> What the task requires
Copy out the corporate governance passage below word for word, from start to finish.

Corporate Governance
Principles and Codes
They are various
guidelines and legal requirements for corporate governance in each
country in the world,for example the principles of corporate
governance set by the organization for economic cooperation and
development includes the following:
- Promotion of transparency and efficiency in the market to be in harmony with the rule of law.
- Guarantee and protect the rights of the shareholders
- Ensure equity in the treatment of shareholders
- Recognition of the rights of shareholders as provided by the law.
- Timely and accurate disclosure of information on all matters relating to the company.
- The strategic guidance of the company and the effective monitoring of management by the board of directors as well as board's accountability to the company and its shareholders.
AGENCY THEORY VS
STEWARDSHIP THEORY
what brings about this
is the question "Do directors put themselves or the firm first?.
Lets now briefly analyse each theory.
AGENCY THEORY: Agency
theory is concerned with analyzing and resolving two problems that
occur in relationship between principals and their agents,which in
this case principals refer to owners / shareholders and agents refers
to top management.
1) The agency problem
arises when the desires or objectives of the owners and the agents
conflict,ie the agents are looking to pursue their own interests at
the expense of the principal or in this case shareholders.
2) Risk sharing problem
that arises when the owners and agents have different attitudes
towards risk.Executives may not select risky strategies because of
the fear of loosing their jobs If they fail.
There is an increase of
likelihood of occurrence of these problems if there a large number of
dispersed shareholders,ie there is no concentration of a large
percentage of shares with a single shareholder. Also there are risks
of occurrence when the directors are too familiar with management and
the concentration of directors is in inside directors.
To combat these
problems,agency theory suggests that top management have a
significant degree of a ownership in the firm and have a strong
financial stake in its long term performance. In support of this
argument,research indicates a positive relationship between corporate
performance and the amount of stock owned by directors.

> Information
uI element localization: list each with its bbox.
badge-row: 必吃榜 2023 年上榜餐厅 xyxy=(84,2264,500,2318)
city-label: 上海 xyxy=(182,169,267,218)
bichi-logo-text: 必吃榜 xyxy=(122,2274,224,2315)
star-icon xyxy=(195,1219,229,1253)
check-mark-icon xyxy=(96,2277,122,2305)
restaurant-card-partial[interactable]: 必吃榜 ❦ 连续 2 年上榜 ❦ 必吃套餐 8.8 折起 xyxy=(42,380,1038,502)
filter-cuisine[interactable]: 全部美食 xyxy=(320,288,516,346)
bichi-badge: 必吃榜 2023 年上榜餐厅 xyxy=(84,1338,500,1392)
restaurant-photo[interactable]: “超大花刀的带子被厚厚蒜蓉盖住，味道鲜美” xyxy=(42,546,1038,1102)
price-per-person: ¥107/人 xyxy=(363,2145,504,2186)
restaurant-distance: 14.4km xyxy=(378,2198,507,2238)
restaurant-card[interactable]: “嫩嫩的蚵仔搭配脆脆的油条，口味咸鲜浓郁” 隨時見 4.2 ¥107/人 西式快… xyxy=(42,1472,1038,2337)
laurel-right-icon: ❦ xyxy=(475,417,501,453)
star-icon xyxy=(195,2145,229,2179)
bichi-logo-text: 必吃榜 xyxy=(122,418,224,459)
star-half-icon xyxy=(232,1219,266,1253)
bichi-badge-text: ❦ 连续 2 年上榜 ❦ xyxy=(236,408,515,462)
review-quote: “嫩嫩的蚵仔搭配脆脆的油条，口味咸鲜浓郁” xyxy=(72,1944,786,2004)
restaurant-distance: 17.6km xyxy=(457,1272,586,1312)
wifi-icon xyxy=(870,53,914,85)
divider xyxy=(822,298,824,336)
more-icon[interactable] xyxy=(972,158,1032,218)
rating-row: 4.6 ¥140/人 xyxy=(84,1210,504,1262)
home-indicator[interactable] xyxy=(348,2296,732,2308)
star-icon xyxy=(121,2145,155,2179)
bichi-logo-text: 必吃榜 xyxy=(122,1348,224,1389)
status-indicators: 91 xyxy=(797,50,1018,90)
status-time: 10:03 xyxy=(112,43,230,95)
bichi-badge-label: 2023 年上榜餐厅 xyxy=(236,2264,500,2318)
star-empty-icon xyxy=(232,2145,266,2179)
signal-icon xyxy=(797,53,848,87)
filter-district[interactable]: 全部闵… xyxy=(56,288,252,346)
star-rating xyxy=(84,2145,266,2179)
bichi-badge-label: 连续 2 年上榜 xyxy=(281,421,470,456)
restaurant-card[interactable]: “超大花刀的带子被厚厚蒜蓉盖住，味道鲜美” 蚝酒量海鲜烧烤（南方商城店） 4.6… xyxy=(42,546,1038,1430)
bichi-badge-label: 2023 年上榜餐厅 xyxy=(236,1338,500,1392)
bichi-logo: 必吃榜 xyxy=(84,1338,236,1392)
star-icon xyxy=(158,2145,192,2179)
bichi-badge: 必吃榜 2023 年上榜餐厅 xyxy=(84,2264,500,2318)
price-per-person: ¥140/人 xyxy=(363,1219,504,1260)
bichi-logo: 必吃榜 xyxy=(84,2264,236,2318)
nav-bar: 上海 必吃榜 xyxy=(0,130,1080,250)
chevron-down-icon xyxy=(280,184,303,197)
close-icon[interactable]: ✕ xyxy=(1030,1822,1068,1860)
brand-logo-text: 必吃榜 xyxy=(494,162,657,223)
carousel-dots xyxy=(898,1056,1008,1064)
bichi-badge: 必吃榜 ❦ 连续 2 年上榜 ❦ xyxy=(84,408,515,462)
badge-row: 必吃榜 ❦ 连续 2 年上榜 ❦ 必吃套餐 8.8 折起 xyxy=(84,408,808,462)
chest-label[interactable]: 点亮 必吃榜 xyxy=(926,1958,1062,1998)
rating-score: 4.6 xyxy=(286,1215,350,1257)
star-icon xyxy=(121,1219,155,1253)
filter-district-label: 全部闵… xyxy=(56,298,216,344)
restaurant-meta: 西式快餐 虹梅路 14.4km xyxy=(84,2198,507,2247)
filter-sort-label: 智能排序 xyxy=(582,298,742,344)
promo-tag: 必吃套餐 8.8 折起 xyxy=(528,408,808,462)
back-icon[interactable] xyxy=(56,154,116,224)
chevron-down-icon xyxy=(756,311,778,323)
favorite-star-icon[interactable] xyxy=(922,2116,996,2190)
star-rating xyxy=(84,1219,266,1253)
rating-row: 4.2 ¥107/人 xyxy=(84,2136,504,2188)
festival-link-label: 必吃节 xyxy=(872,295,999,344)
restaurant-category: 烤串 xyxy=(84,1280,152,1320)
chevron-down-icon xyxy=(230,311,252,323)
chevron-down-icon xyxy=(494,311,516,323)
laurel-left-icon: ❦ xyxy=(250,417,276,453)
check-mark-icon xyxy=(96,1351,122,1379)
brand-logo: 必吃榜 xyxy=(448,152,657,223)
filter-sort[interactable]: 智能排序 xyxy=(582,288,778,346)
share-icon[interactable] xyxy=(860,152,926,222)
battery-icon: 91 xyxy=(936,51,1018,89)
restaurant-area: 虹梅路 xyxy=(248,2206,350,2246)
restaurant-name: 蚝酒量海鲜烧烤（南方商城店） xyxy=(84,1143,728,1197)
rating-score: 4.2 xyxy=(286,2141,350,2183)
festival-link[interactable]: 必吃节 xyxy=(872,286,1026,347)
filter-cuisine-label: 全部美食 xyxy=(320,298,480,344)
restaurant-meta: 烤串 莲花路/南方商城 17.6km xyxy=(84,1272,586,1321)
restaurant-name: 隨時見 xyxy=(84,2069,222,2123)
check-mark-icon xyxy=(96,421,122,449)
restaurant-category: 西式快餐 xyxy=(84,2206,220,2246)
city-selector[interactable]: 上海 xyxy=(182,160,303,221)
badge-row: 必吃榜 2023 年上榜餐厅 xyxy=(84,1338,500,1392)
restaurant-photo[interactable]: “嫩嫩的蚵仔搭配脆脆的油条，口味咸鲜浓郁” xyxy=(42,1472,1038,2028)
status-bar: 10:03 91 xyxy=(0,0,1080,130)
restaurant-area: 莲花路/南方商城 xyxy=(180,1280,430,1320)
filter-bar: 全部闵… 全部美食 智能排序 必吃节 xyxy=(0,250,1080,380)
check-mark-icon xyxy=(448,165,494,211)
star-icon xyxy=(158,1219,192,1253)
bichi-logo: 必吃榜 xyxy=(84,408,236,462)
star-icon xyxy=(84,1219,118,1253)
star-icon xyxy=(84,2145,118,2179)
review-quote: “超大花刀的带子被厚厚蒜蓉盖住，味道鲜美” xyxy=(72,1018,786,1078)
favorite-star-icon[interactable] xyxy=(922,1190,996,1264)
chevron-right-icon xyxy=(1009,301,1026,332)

> Answer for the task
Corporate Governance
Principles and Codes
They are various
guidelines and legal requirements for corporate governance in each
country in the world,for example the principles of corporate
governance set by the organization for economic cooperation and
development includes the following:
- Promotion of transparency and efficiency in the market to be in harmony with the rule of law.
- Guarantee and protect the rights of the shareholders
- Ensure equity in the treatment of shareholders
- Recognition of the rights of shareholders as provided by the law.
- Timely and accurate disclosure of information on all matters relating to the company.
- The strategic guidance of the company and the effective monitoring of management by the board of directors as well as board's accountability to the company and its shareholders.
AGENCY THEORY VS
STEWARDSHIP THEORY
what brings about this
is the question "Do directors put themselves or the firm first?.
Lets now briefly analyse each theory.
AGENCY THEORY: Agency
theory is concerned with analyzing and resolving two problems that
occur in relationship between principals and their agents,which in
this case principals refer to owners / shareholders and agents refers
to top management.
1) The agency problem
arises when the desires or objectives of the owners and the agents
conflict,ie the agents are looking to pursue their own interests at
the expense of the principal or in this case shareholders.
2) Risk sharing problem
that arises when the owners and agents have different attitudes
towards risk.Executives may not select risky strategies because of
the fear of loosing their jobs If they fail.
There is an increase of
likelihood of occurrence of these problems if there a large number of
dispersed shareholders,ie there is no concentration of a large
percentage of shares with a single shareholder. Also there are risks
of occurrence when the directors are too familiar with management and
the concentration of directors is in inside directors.
To combat these
problems,agency theory suggests that top management have a
significant degree of a ownership in the firm and have a strong
financial stake in its long term performance. In support of this
argument,research indicates a positive relationship between corporate
performance and the amount of stock owned by directors.